## Stated exercise
Collect each line of the entries that holds the string "проби".

## Input records

○ ○ ○ ○ ○

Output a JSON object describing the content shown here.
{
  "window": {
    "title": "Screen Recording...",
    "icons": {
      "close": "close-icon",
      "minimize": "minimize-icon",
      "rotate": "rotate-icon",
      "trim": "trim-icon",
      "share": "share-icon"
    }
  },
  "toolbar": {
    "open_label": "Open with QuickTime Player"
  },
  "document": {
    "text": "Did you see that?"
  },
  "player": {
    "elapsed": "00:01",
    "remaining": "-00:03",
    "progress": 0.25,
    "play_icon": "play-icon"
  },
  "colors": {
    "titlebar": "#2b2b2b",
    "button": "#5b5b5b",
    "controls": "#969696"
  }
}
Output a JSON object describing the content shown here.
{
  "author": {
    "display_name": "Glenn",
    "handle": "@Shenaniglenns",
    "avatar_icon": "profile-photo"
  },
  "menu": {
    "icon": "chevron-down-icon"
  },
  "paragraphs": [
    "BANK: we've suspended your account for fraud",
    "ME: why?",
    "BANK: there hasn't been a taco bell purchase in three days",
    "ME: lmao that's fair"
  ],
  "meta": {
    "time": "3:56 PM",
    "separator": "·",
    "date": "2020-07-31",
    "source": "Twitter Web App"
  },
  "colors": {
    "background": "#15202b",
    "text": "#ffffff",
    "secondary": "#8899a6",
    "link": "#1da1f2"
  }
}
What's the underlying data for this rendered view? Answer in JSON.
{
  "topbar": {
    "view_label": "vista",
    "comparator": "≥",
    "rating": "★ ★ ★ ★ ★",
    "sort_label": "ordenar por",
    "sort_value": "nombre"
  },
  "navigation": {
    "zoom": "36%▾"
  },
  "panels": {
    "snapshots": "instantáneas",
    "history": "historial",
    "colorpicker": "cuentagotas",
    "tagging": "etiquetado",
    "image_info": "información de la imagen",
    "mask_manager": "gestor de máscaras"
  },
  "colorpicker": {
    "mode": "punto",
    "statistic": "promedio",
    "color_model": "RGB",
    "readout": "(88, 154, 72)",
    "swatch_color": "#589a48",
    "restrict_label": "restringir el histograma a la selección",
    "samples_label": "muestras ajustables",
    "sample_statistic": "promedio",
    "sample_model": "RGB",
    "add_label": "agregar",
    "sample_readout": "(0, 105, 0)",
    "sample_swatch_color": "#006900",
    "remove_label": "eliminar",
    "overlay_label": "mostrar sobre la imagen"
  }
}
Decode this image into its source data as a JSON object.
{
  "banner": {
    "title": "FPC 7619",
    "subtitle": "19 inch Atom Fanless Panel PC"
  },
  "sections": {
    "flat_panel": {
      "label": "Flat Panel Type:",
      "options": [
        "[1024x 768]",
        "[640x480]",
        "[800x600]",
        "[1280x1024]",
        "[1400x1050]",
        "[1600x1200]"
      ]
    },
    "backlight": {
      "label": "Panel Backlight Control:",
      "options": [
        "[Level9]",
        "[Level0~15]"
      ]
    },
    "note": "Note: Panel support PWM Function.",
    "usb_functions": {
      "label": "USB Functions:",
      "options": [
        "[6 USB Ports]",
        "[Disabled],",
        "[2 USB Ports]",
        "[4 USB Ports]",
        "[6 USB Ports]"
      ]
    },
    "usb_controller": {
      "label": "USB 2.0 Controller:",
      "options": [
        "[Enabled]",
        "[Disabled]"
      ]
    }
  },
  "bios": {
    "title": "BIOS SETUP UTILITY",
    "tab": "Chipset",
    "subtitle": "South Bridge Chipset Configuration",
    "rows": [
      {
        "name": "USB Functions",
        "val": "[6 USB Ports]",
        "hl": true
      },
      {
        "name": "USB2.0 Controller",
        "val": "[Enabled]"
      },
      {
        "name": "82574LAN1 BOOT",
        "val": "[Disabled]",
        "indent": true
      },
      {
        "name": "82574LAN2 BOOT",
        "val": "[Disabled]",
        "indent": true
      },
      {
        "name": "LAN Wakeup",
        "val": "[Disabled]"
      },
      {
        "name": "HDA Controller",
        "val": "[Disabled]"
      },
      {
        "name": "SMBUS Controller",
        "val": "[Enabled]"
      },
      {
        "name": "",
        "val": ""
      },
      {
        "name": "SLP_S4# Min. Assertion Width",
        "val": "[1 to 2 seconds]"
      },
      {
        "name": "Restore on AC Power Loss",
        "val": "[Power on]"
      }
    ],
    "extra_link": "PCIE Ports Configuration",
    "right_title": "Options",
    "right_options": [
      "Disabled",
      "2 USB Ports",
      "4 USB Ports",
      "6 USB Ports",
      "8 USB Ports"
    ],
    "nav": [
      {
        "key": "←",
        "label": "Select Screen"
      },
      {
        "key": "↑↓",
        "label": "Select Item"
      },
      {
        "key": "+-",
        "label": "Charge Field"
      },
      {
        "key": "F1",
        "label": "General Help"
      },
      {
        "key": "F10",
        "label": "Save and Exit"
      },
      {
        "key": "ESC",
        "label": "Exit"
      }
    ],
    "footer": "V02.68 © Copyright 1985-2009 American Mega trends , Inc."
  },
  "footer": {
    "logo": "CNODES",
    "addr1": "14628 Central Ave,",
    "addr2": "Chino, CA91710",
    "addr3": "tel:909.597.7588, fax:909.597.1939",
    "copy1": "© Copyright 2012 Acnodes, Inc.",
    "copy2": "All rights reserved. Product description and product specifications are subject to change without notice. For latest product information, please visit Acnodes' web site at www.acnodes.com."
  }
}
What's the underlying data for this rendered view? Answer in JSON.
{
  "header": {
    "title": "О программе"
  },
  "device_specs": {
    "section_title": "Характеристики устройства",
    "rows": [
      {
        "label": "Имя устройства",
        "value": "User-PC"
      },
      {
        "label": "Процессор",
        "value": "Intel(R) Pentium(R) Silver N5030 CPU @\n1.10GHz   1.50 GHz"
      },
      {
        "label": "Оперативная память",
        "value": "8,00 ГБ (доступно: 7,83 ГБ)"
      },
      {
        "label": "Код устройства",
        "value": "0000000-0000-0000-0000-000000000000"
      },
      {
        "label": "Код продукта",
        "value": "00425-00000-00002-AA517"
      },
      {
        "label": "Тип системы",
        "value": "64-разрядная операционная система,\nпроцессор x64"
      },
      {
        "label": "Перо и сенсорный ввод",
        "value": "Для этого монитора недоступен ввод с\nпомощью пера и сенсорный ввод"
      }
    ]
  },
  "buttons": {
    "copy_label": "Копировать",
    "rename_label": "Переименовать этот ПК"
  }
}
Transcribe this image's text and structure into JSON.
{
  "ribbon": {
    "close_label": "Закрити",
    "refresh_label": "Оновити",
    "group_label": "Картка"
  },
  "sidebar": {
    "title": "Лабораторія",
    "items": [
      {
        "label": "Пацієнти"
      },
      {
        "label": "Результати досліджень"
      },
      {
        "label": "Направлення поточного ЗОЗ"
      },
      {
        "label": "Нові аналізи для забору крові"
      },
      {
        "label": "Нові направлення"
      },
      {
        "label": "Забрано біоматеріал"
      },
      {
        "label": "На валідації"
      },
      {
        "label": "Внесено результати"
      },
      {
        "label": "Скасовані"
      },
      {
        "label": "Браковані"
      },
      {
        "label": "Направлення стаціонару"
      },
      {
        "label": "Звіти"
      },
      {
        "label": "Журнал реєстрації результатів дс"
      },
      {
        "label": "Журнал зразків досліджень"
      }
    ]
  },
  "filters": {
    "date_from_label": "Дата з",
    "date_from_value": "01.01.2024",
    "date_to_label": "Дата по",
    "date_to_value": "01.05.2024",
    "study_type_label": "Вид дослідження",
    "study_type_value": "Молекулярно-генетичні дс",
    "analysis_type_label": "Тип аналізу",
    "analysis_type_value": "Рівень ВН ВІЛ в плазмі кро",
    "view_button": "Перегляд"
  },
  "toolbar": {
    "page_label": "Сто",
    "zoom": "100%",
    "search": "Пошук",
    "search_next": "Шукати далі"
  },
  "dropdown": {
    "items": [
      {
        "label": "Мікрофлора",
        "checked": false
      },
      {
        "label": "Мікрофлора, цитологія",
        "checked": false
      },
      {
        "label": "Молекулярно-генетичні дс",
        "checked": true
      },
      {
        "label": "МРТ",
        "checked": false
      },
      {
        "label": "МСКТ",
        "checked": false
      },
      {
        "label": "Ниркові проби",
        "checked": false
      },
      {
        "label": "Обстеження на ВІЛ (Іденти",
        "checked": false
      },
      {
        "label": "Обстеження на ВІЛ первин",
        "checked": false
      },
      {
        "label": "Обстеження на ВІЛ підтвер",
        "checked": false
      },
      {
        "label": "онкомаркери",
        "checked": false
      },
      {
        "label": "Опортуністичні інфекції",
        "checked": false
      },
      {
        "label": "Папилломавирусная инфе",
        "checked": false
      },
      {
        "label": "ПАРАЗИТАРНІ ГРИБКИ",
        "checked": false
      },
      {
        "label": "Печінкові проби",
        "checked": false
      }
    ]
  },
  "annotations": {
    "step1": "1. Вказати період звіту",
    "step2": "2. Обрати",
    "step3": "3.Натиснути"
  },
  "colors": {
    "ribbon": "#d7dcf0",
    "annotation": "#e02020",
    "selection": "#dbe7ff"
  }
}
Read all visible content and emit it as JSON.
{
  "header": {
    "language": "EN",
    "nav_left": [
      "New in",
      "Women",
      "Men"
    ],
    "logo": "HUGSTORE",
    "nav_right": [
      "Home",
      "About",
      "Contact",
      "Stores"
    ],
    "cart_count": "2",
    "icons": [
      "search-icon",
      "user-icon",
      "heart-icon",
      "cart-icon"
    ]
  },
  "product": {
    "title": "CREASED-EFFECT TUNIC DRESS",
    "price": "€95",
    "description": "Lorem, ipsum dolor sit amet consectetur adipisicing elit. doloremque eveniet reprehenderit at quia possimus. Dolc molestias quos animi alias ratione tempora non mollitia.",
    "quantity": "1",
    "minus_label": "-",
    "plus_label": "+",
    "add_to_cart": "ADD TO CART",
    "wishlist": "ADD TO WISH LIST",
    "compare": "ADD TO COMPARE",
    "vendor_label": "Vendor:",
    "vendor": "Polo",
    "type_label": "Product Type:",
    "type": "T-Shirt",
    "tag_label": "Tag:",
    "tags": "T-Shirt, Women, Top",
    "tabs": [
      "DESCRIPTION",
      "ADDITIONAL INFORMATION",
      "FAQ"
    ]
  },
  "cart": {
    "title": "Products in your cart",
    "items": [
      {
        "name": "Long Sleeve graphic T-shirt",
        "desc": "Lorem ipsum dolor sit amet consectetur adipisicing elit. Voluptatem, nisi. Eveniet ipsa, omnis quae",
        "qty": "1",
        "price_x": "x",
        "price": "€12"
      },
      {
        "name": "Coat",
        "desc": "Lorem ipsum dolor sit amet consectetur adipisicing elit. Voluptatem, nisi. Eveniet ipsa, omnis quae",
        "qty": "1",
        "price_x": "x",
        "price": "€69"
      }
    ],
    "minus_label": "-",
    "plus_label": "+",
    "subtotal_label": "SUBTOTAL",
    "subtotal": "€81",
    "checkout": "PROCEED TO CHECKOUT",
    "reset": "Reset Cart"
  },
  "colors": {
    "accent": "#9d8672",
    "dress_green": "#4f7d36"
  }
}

○ ○ ○ ○ ○

## Full solution
        "label": "Ниркові проби",
        "label": "Печінкові проби",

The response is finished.